§ Rows
···
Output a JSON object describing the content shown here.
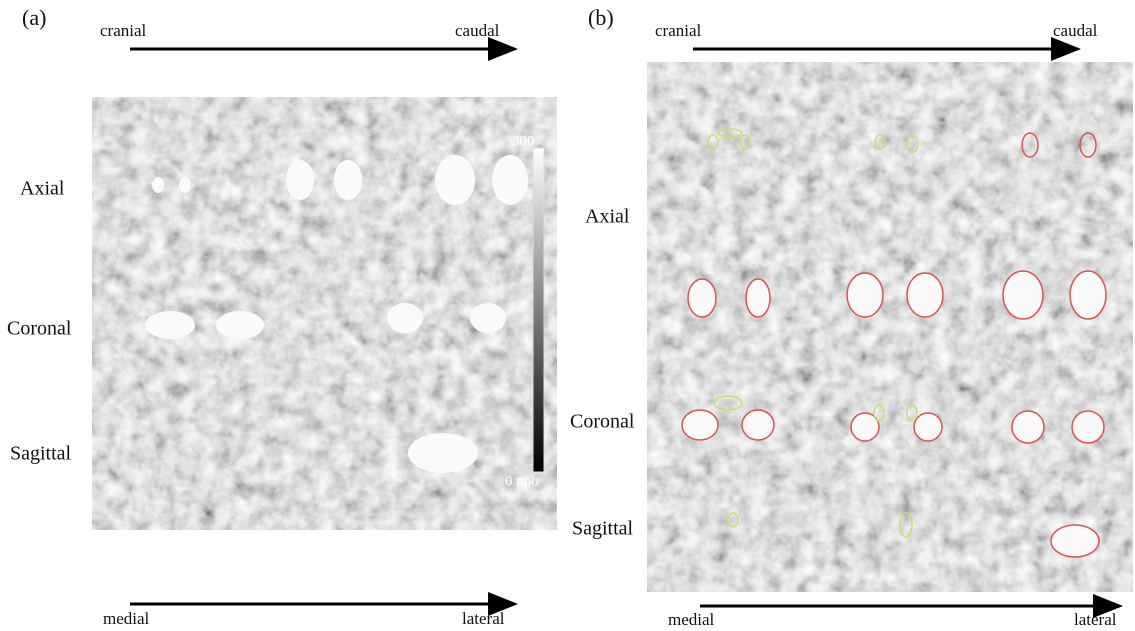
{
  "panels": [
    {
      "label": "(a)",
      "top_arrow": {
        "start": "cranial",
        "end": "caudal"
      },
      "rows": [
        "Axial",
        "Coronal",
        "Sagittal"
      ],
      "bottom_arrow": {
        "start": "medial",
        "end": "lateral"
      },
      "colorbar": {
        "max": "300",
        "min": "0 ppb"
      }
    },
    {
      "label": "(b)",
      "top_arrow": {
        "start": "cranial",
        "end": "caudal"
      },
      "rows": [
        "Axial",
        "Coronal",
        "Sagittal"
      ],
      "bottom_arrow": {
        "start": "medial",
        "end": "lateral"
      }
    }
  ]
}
···
§ Do this
Reproduce the material above in full, exactly, with no images.

§ The answer
Output a JSON object describing the content shown here.
{
  "panels": [
    {
      "label": "(a)",
      "top_arrow": {
        "start": "cranial",
        "end": "caudal"
      },
      "rows": [
        "Axial",
        "Coronal",
        "Sagittal"
      ],
      "bottom_arrow": {
        "start": "medial",
        "end": "lateral"
      },
      "colorbar": {
        "max": "300",
        "min": "0 ppb"
      }
    },
    {
      "label": "(b)",
      "top_arrow": {
        "start": "cranial",
        "end": "caudal"
      },
      "rows": [
        "Axial",
        "Coronal",
        "Sagittal"
      ],
      "bottom_arrow": {
        "start": "medial",
        "end": "lateral"
      }
    }
  ]
}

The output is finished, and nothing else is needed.